§ PROBLEM TO SOLVE
Copy only this range: the line with "Give me the" through the final line of the material, inclusive at both ends.

§ DATASET ENTRIES
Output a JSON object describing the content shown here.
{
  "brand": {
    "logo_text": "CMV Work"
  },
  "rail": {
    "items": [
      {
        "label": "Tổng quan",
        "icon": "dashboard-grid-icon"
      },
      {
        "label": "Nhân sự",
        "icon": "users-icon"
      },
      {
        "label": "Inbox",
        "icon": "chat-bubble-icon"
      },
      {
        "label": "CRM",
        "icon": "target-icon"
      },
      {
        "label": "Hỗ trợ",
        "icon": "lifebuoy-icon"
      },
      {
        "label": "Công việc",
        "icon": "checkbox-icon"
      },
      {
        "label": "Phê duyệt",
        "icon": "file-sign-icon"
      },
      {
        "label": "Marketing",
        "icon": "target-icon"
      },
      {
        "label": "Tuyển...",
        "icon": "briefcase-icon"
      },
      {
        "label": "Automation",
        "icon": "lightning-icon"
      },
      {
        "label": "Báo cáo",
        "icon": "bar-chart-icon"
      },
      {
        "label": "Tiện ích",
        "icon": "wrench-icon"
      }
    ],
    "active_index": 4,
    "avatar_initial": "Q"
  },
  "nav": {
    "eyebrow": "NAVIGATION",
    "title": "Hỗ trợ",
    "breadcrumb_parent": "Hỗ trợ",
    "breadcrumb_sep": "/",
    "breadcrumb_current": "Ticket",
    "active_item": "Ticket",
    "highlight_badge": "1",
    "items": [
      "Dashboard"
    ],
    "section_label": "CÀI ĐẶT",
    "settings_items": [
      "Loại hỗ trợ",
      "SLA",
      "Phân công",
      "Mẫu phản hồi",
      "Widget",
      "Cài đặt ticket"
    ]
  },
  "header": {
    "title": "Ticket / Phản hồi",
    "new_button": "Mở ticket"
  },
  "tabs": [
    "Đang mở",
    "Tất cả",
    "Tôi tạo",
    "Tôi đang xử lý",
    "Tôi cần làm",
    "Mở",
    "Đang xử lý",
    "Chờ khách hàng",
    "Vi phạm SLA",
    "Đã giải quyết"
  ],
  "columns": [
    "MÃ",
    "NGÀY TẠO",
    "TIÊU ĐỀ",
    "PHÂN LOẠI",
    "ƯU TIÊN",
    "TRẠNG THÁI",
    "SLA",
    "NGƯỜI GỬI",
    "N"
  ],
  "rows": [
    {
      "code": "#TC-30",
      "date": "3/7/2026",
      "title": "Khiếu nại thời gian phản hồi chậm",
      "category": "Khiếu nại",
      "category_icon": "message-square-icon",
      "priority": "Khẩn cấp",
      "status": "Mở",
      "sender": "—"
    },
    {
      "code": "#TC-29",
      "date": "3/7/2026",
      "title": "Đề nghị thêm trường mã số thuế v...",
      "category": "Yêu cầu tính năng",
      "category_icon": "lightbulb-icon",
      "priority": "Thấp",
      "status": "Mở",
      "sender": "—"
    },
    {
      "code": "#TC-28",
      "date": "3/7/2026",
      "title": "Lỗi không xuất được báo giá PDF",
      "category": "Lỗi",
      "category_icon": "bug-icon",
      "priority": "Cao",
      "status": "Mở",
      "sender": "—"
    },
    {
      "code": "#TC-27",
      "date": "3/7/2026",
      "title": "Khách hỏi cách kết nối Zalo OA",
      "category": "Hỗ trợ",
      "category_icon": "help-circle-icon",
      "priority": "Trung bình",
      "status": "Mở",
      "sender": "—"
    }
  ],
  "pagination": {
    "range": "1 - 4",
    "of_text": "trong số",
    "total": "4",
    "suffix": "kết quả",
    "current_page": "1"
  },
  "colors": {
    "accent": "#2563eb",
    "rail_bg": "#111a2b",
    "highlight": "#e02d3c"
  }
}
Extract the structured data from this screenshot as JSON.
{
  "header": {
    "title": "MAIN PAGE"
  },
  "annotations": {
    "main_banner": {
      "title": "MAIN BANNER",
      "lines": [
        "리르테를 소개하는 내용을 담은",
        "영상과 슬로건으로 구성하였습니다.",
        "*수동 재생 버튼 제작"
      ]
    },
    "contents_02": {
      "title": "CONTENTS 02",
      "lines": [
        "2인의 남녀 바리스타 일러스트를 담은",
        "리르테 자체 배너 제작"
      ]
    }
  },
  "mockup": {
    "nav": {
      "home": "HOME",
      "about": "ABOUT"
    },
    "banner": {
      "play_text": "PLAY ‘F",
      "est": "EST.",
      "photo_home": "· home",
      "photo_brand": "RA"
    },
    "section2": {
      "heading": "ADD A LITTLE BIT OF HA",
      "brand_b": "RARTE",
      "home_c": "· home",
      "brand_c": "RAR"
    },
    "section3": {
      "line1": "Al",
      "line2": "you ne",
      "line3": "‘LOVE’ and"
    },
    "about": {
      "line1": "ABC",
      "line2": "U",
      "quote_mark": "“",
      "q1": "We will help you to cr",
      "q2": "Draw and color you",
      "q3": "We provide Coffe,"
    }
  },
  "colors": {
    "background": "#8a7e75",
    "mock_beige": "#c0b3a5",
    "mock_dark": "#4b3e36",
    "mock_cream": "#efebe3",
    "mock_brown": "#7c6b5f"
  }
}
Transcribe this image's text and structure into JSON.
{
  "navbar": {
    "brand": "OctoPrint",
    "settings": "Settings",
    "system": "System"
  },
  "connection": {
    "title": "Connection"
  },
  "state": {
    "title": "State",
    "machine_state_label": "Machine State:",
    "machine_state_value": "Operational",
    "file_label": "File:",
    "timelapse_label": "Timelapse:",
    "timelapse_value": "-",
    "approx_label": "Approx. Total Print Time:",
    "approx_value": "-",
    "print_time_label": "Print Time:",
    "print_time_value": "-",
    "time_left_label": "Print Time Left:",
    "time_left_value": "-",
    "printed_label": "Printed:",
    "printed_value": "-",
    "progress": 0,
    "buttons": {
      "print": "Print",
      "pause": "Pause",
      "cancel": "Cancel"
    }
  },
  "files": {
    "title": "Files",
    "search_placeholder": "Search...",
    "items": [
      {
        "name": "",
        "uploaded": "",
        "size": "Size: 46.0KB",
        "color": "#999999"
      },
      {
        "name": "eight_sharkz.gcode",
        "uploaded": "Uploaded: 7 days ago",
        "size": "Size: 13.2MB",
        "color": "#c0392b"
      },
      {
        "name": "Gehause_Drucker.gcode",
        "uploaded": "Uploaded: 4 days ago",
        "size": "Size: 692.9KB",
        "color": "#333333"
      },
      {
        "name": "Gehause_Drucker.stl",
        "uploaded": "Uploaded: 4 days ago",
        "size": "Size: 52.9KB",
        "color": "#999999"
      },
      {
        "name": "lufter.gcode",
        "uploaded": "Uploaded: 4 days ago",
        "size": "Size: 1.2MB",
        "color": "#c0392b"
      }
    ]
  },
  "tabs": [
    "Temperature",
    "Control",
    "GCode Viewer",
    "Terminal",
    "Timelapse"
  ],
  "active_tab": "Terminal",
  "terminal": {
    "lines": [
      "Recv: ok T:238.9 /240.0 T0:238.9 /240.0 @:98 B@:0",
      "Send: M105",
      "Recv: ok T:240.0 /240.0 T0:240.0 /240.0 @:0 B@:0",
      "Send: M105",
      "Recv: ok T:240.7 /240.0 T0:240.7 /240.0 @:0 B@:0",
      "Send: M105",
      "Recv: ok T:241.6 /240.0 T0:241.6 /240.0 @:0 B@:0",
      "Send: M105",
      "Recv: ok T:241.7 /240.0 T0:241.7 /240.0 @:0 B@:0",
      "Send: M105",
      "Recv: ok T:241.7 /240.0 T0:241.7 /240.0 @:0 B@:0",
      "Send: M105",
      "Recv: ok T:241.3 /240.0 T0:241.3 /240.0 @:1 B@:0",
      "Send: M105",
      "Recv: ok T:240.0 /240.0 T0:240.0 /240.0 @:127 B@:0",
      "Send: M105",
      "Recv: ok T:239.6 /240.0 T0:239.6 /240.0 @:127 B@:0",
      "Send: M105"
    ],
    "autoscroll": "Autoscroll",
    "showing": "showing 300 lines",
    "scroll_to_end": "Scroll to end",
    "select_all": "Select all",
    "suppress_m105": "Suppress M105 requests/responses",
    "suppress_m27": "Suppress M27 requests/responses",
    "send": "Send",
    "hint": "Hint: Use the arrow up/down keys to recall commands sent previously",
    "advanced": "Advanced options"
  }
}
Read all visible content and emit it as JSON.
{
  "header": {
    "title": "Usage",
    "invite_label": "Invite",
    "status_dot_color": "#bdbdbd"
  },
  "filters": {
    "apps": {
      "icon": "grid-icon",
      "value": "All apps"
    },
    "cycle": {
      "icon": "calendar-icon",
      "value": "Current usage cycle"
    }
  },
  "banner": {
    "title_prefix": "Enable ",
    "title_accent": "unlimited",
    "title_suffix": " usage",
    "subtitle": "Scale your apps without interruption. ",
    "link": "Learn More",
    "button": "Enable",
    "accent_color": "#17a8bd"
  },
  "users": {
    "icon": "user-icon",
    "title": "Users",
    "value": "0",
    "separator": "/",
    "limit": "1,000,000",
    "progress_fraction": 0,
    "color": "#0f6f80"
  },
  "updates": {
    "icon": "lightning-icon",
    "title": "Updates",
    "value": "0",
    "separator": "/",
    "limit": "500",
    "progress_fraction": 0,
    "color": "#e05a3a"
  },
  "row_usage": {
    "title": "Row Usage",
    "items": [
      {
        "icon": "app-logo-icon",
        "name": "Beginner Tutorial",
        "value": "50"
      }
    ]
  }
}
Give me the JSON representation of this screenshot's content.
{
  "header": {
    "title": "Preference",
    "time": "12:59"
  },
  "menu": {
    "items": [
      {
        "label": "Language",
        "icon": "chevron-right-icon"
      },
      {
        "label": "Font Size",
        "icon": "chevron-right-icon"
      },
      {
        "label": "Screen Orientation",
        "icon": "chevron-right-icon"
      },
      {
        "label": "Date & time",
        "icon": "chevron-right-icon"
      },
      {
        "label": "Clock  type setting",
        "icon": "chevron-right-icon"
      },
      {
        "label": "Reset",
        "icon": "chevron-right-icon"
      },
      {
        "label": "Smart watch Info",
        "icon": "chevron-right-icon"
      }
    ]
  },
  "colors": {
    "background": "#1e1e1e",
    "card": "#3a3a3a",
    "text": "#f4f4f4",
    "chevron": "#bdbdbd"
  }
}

§ ANSWER TO THIS TASK
Give me the JSON representation of this screenshot's content.
{
  "header": {
    "title": "Preference",
    "time": "12:59"
  },
  "menu": {
    "items": [
      {
        "label": "Language",
        "icon": "chevron-right-icon"
      },
      {
        "label": "Font Size",
        "icon": "chevron-right-icon"
      },
      {
        "label": "Screen Orientation",
        "icon": "chevron-right-icon"
      },
      {
        "label": "Date & time",
        "icon": "chevron-right-icon"
      },
      {
        "label": "Clock  type setting",
        "icon": "chevron-right-icon"
      },
      {
        "label": "Reset",
        "icon": "chevron-right-icon"
      },
      {
        "label": "Smart watch Info",
        "icon": "chevron-right-icon"
      }
    ]
  },
  "colors": {
    "background": "#1e1e1e",
    "card": "#3a3a3a",
    "text": "#f4f4f4",
    "chevron": "#bdbdbd"
  }
}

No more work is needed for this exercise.